• _Given records_:
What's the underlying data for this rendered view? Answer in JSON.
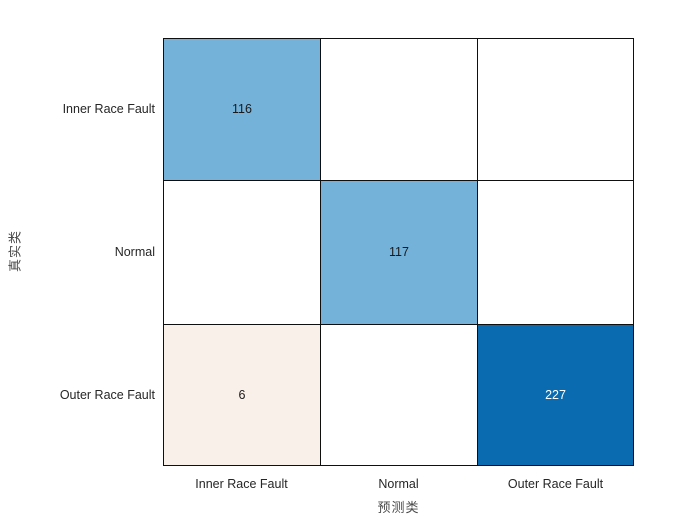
{
  "figure": {
    "background": "#ffffff",
    "grid_color": "#0f0f0f"
  },
  "chart_data": {
    "type": "heatmap",
    "subtype": "confusion_matrix",
    "title": "",
    "xlabel": "预测类",
    "ylabel": "真实类",
    "x_categories": [
      "Inner Race Fault",
      "Normal",
      "Outer Race Fault"
    ],
    "y_categories": [
      "Inner Race Fault",
      "Normal",
      "Outer Race Fault"
    ],
    "matrix": [
      [
        116,
        0,
        0
      ],
      [
        0,
        117,
        0
      ],
      [
        6,
        0,
        227
      ]
    ],
    "zero_cells_shown_blank": true,
    "colors": {
      "diagonal_mid_blue": "#74b2d9",
      "diagonal_dark_blue": "#0b6bb1",
      "offdiagonal_light_orange": "#faf0ea",
      "empty_cell": "#ffffff",
      "cell_text_dark": "#1a1a1a",
      "cell_text_light": "#ffffff",
      "grid_line": "#0f0f0f",
      "tick_label": "#262626",
      "axis_label": "#4a4a4a"
    },
    "cells": [
      {
        "row": 0,
        "col": 0,
        "label": "116",
        "bg": "#74b2d9",
        "fg": "#1a1a1a"
      },
      {
        "row": 0,
        "col": 1,
        "label": "",
        "bg": "#ffffff",
        "fg": "#1a1a1a"
      },
      {
        "row": 0,
        "col": 2,
        "label": "",
        "bg": "#ffffff",
        "fg": "#1a1a1a"
      },
      {
        "row": 1,
        "col": 0,
        "label": "",
        "bg": "#ffffff",
        "fg": "#1a1a1a"
      },
      {
        "row": 1,
        "col": 1,
        "label": "117",
        "bg": "#74b2d9",
        "fg": "#1a1a1a"
      },
      {
        "row": 1,
        "col": 2,
        "label": "",
        "bg": "#ffffff",
        "fg": "#1a1a1a"
      },
      {
        "row": 2,
        "col": 0,
        "label": "6",
        "bg": "#faf0ea",
        "fg": "#1a1a1a"
      },
      {
        "row": 2,
        "col": 1,
        "label": "",
        "bg": "#ffffff",
        "fg": "#1a1a1a"
      },
      {
        "row": 2,
        "col": 2,
        "label": "227",
        "bg": "#0b6bb1",
        "fg": "#ffffff"
      }
    ]
  }
}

• _Request_: Your task is to transcribe all of the records precisely, with no images included.

• _Reply to the exercise_:
What's the underlying data for this rendered view? Answer in JSON.
{
  "figure": {
    "background": "#ffffff",
    "grid_color": "#0f0f0f"
  },
  "chart_data": {
    "type": "heatmap",
    "subtype": "confusion_matrix",
    "title": "",
    "xlabel": "预测类",
    "ylabel": "真实类",
    "x_categories": [
      "Inner Race Fault",
      "Normal",
      "Outer Race Fault"
    ],
    "y_categories": [
      "Inner Race Fault",
      "Normal",
      "Outer Race Fault"
    ],
    "matrix": [
      [
        116,
        0,
        0
      ],
      [
        0,
        117,
        0
      ],
      [
        6,
        0,
        227
      ]
    ],
    "zero_cells_shown_blank": true,
    "colors": {
      "diagonal_mid_blue": "#74b2d9",
      "diagonal_dark_blue": "#0b6bb1",
      "offdiagonal_light_orange": "#faf0ea",
      "empty_cell": "#ffffff",
      "cell_text_dark": "#1a1a1a",
      "cell_text_light": "#ffffff",
      "grid_line": "#0f0f0f",
      "tick_label": "#262626",
      "axis_label": "#4a4a4a"
    },
    "cells": [
      {
        "row": 0,
        "col": 0,
        "label": "116",
        "bg": "#74b2d9",
        "fg": "#1a1a1a"
      },
      {
        "row": 0,
        "col": 1,
        "label": "",
        "bg": "#ffffff",
        "fg": "#1a1a1a"
      },
      {
        "row": 0,
        "col": 2,
        "label": "",
        "bg": "#ffffff",
        "fg": "#1a1a1a"
      },
      {
        "row": 1,
        "col": 0,
        "label": "",
        "bg": "#ffffff",
        "fg": "#1a1a1a"
      },
      {
        "row": 1,
        "col": 1,
        "label": "117",
        "bg": "#74b2d9",
        "fg": "#1a1a1a"
      },
      {
        "row": 1,
        "col": 2,
        "label": "",
        "bg": "#ffffff",
        "fg": "#1a1a1a"
      },
      {
        "row": 2,
        "col": 0,
        "label": "6",
        "bg": "#faf0ea",
        "fg": "#1a1a1a"
      },
      {
        "row": 2,
        "col": 1,
        "label": "",
        "bg": "#ffffff",
        "fg": "#1a1a1a"
      },
      {
        "row": 2,
        "col": 2,
        "label": "227",
        "bg": "#0b6bb1",
        "fg": "#ffffff"
      }
    ]
  }
}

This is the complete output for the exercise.